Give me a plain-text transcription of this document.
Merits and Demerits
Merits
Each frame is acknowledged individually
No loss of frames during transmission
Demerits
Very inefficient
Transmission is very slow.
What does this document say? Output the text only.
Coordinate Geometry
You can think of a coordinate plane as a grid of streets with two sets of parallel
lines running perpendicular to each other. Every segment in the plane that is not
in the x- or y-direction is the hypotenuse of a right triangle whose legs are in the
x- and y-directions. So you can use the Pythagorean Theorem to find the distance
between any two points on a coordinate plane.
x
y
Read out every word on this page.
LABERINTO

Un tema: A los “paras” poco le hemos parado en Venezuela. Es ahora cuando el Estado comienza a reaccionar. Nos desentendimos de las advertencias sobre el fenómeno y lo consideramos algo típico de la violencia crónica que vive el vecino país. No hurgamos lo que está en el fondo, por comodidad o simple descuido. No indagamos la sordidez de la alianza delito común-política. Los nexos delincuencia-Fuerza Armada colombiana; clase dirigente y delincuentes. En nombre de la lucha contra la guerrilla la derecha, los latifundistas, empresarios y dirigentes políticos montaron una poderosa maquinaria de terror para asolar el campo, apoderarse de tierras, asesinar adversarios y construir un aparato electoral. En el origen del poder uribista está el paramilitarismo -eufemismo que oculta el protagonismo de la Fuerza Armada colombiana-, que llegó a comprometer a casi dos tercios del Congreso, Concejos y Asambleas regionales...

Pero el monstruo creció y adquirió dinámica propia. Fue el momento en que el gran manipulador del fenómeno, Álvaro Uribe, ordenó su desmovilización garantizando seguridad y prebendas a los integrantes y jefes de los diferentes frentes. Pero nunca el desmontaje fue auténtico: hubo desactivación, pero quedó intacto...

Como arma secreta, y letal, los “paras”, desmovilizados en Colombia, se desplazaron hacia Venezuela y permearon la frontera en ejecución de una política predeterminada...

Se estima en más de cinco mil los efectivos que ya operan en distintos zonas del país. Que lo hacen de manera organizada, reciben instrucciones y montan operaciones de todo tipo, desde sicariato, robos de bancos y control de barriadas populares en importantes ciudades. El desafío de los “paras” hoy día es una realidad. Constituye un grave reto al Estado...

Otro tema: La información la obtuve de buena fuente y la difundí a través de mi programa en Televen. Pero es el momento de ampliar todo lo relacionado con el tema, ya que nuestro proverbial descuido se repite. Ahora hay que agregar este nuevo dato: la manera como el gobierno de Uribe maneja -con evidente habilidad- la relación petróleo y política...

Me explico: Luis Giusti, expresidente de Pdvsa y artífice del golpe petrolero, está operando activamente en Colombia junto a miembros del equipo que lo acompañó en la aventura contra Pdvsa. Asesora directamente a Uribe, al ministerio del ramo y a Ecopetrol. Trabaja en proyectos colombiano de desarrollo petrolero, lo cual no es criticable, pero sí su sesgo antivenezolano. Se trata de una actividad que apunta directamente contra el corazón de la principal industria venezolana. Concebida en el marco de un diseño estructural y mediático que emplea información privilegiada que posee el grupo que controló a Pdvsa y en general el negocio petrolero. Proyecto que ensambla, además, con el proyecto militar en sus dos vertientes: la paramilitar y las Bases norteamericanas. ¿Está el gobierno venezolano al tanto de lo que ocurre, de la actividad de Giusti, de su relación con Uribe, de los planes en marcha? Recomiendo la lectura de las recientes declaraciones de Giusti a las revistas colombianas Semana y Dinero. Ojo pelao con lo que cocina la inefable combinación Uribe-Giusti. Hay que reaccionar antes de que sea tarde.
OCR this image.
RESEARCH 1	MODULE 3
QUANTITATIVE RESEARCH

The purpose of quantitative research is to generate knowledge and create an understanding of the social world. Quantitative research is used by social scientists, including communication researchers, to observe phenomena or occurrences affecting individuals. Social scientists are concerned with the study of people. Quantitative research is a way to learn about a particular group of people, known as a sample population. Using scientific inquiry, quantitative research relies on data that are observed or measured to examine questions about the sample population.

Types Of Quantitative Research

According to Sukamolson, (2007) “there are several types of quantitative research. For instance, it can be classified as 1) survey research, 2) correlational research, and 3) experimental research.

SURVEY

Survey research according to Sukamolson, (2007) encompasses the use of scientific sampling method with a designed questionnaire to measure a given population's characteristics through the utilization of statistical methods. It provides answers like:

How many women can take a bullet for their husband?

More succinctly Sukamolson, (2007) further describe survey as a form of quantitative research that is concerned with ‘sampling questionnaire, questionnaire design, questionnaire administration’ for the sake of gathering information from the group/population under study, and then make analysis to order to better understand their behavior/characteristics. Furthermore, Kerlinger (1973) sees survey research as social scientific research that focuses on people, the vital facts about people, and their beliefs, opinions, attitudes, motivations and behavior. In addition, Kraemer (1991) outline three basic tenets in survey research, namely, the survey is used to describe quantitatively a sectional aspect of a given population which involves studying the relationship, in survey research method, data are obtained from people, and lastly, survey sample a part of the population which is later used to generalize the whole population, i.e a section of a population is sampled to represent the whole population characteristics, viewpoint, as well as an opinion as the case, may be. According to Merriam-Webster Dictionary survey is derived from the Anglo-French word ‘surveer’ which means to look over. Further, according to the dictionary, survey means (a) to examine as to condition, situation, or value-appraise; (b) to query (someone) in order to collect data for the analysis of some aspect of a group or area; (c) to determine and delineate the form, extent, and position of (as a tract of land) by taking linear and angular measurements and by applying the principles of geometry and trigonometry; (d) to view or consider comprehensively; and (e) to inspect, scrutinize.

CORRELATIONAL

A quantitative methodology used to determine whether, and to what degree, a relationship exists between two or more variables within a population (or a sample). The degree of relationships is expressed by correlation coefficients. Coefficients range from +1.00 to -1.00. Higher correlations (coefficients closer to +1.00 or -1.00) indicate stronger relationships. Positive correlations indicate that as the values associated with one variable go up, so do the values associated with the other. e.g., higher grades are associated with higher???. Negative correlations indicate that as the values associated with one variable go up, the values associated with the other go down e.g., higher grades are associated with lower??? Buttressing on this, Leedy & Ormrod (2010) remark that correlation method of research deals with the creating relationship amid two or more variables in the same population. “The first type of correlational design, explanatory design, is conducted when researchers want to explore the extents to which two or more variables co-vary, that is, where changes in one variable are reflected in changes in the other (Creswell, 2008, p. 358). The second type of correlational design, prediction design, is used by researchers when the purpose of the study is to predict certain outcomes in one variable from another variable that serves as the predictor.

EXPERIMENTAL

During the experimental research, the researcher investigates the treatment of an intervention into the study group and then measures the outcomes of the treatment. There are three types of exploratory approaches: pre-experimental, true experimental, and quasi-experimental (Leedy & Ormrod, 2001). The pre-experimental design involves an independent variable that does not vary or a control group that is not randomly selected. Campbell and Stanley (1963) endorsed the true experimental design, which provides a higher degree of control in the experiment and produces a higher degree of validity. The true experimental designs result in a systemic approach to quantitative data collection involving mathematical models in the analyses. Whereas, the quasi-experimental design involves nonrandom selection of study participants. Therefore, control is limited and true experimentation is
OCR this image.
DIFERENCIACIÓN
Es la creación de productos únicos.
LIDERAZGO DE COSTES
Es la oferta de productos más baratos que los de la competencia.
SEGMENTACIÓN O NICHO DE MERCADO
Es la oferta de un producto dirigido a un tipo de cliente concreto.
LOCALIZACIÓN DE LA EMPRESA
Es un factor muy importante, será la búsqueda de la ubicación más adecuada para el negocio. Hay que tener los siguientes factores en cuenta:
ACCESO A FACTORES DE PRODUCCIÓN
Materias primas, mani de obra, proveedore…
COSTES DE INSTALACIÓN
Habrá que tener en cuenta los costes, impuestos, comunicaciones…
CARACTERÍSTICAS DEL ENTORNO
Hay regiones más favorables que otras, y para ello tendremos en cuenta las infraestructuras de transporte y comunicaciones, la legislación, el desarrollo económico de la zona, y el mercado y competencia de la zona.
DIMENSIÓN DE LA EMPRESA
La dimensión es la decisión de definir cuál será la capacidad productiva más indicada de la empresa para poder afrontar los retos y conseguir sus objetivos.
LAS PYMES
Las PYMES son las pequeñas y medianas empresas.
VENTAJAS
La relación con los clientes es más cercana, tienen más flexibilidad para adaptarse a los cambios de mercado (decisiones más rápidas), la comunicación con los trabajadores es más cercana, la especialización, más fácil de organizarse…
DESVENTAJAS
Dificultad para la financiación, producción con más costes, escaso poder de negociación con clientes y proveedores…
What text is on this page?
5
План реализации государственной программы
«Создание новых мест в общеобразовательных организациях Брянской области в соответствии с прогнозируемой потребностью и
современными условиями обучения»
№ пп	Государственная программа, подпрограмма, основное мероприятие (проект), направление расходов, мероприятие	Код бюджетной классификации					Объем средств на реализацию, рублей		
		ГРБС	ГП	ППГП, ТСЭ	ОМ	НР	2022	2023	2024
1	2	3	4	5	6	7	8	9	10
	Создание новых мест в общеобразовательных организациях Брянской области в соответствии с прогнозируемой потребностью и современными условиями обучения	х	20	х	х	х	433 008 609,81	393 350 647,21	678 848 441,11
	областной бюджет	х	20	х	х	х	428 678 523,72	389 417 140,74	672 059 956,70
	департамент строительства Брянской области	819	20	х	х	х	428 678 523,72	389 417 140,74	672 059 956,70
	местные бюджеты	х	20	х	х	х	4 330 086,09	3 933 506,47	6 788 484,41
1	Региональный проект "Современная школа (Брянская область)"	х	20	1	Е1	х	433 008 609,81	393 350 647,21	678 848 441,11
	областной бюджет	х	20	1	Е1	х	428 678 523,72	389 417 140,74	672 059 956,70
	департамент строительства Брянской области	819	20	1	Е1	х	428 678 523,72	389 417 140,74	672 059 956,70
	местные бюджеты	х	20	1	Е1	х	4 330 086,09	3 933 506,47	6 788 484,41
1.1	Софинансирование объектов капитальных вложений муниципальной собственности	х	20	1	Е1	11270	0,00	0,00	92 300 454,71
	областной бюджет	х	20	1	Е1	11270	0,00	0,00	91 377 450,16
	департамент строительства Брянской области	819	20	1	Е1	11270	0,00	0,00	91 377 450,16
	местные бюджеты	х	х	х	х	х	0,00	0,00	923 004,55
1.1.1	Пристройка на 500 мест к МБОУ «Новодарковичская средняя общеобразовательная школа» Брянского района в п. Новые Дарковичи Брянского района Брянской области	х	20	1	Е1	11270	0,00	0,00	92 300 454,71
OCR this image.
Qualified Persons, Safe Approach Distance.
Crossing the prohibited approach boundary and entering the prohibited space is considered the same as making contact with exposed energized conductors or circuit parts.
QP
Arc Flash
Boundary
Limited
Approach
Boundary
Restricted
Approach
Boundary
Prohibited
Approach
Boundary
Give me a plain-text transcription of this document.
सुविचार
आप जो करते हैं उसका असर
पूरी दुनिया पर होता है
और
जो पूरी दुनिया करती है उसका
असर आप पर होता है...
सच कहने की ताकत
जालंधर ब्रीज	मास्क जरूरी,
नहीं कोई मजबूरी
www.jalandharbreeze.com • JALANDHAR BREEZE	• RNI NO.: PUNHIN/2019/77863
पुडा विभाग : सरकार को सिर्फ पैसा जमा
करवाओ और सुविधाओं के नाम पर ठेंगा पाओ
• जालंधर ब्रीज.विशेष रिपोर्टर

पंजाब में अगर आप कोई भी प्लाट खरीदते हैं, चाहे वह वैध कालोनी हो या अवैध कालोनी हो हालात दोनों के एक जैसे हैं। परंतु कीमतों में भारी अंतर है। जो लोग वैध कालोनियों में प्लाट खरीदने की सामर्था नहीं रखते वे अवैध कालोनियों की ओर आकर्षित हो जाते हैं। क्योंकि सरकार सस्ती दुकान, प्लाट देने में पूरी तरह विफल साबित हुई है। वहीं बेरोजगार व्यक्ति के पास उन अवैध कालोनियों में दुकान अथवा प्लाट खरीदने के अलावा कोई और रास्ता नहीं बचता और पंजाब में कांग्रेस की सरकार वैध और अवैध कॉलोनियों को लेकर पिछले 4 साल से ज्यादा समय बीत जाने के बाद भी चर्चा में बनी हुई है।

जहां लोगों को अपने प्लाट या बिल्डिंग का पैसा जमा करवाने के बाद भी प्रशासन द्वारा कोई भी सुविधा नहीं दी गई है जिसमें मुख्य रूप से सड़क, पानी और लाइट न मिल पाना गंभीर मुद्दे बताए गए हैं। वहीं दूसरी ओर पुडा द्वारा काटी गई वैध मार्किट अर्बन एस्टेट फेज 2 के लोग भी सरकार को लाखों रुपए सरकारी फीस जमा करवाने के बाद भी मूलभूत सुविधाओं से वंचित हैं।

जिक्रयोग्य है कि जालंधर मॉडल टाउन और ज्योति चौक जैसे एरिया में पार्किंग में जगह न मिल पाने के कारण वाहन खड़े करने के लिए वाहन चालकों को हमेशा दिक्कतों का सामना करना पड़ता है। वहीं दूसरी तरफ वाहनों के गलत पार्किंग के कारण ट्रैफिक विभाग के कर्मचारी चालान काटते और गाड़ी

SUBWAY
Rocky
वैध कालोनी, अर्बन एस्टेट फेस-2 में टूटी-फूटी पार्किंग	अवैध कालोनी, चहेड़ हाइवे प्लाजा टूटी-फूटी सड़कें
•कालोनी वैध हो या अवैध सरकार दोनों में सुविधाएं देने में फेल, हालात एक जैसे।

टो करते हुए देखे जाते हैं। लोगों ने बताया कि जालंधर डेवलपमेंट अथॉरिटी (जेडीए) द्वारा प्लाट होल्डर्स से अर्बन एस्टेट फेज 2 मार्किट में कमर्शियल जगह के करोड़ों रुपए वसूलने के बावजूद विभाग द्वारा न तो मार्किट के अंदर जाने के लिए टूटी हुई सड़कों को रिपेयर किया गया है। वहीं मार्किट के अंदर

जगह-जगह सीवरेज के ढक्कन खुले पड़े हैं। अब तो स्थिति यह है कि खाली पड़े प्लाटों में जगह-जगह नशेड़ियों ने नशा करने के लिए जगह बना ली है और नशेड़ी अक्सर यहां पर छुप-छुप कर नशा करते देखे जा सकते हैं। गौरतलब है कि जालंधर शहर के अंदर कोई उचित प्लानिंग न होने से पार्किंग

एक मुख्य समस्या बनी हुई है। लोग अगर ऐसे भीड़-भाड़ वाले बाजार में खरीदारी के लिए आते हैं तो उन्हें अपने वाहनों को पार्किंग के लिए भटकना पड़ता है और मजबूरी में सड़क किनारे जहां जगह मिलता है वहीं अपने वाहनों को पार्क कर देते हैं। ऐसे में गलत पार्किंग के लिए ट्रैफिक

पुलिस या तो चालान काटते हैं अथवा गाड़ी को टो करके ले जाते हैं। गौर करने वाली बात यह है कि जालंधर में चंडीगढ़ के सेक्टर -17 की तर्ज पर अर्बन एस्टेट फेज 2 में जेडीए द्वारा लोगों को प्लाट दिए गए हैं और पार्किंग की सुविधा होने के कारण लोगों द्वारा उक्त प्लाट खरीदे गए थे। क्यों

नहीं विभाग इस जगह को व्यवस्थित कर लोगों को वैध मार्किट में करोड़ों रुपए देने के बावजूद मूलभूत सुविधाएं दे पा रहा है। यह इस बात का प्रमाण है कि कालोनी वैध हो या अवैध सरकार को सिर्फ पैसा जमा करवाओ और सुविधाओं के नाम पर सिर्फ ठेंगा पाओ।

■ **Your task**:
Copy each line of the preceding data that contains the string "competencia".

■ **Task answer**:
Es la oferta de productos más baratos que los de la competencia.
Hay regiones más favorables que otras, y para ello tendremos en cuenta las infraestructuras de transporte y comunicaciones, la legislación, el desarrollo económico de la zona, y el mercado y competencia de la zona.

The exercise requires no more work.